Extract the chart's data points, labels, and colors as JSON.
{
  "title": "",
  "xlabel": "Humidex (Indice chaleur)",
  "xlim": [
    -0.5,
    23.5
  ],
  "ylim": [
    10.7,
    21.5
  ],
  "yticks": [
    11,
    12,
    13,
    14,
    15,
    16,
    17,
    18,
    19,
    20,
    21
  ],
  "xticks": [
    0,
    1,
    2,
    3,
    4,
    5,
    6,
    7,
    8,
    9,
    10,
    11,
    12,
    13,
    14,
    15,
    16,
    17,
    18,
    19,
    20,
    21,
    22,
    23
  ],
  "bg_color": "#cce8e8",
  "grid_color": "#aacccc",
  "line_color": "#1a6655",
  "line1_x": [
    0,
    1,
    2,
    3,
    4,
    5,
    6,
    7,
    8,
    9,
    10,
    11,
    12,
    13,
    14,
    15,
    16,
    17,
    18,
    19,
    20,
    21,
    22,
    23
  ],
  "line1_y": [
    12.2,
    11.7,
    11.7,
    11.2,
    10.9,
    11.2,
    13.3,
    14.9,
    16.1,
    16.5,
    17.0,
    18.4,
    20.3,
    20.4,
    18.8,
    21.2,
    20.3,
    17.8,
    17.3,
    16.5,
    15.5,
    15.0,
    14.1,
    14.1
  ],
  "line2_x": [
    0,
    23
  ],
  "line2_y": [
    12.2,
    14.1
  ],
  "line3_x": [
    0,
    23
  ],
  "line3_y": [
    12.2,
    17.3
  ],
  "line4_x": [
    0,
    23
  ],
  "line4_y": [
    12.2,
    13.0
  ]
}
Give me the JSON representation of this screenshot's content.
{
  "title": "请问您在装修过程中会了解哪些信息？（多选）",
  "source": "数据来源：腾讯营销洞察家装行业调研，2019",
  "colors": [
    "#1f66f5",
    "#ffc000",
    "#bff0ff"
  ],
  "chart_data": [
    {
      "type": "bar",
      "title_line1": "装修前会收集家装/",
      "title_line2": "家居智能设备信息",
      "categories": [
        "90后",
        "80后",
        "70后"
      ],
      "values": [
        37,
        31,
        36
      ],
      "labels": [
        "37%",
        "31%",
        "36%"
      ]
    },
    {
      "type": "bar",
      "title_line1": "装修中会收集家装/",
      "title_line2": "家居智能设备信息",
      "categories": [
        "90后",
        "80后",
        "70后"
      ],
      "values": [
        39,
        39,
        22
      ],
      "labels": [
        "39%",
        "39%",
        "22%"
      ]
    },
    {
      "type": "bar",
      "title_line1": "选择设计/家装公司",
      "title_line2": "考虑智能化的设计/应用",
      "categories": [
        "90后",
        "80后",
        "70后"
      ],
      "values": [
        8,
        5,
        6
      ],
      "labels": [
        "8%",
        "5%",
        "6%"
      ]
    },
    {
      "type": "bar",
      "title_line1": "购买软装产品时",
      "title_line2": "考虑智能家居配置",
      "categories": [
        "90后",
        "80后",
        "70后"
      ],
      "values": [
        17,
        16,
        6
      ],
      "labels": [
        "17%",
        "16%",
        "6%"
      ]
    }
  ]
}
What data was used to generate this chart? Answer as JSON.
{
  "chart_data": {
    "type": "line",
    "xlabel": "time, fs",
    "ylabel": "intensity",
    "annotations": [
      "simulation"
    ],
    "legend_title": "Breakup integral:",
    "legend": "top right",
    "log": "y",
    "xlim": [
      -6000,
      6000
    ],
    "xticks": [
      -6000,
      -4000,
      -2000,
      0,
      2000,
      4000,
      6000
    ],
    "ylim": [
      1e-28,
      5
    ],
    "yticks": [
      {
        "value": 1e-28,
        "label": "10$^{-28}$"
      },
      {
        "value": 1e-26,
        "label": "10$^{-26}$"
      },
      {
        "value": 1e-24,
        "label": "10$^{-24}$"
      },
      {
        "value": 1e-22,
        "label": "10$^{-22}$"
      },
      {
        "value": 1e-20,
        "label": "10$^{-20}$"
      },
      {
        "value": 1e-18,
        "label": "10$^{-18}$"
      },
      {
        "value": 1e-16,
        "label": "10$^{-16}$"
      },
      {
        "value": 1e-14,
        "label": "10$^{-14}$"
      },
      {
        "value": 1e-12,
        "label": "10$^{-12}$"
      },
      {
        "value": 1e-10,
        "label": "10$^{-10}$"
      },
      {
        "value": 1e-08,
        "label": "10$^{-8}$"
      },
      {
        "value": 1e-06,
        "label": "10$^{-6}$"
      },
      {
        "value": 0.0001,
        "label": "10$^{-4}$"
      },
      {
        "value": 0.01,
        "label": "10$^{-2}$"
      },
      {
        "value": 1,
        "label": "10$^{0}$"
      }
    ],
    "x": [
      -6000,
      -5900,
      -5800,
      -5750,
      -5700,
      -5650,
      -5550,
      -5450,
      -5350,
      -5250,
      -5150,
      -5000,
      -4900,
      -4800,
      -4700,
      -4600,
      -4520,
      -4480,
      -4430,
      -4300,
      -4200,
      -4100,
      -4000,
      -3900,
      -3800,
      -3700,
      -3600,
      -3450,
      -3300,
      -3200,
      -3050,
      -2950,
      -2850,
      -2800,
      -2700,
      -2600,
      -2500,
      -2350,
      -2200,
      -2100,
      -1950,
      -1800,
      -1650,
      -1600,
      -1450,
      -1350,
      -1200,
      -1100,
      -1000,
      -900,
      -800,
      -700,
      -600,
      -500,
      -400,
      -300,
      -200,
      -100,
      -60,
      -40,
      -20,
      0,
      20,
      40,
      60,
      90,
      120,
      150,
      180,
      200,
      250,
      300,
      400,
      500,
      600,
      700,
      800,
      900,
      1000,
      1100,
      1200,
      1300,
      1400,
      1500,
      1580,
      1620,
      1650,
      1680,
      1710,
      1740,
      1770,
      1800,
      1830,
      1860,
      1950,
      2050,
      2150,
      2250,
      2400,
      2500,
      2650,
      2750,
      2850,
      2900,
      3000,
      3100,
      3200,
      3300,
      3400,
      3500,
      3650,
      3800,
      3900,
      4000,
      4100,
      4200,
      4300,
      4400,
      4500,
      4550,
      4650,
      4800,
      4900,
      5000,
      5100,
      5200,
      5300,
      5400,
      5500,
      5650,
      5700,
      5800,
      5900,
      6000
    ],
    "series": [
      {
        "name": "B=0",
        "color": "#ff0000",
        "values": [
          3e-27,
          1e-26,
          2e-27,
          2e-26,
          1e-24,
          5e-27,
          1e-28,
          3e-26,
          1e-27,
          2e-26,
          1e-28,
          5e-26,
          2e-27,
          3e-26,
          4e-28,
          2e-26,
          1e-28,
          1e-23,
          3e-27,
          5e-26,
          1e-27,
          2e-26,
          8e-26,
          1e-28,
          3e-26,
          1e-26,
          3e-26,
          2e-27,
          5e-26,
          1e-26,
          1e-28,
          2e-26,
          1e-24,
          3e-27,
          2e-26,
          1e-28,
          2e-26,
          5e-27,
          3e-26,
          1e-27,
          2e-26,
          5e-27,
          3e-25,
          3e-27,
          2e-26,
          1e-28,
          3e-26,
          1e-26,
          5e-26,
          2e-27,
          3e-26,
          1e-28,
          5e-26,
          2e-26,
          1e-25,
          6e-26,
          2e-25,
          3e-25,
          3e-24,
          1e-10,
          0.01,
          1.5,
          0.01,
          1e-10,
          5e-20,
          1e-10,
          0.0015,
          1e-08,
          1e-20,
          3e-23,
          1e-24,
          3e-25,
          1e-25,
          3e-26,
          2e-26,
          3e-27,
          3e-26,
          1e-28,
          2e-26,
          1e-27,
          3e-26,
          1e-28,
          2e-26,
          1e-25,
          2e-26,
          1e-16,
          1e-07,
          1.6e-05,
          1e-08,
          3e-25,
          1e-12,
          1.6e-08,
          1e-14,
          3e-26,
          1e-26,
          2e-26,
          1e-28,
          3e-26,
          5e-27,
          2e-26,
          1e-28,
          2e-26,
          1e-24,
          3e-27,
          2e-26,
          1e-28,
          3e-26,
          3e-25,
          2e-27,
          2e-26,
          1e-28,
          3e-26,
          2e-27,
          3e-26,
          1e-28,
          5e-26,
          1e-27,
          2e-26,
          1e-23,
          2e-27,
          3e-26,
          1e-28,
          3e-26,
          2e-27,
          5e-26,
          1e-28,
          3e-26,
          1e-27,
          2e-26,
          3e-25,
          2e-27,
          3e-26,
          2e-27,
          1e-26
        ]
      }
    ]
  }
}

-*-

** YOUR TASK **
How many of the lines above include the string "this"? Answer with the number only.

** THE RESULT **
2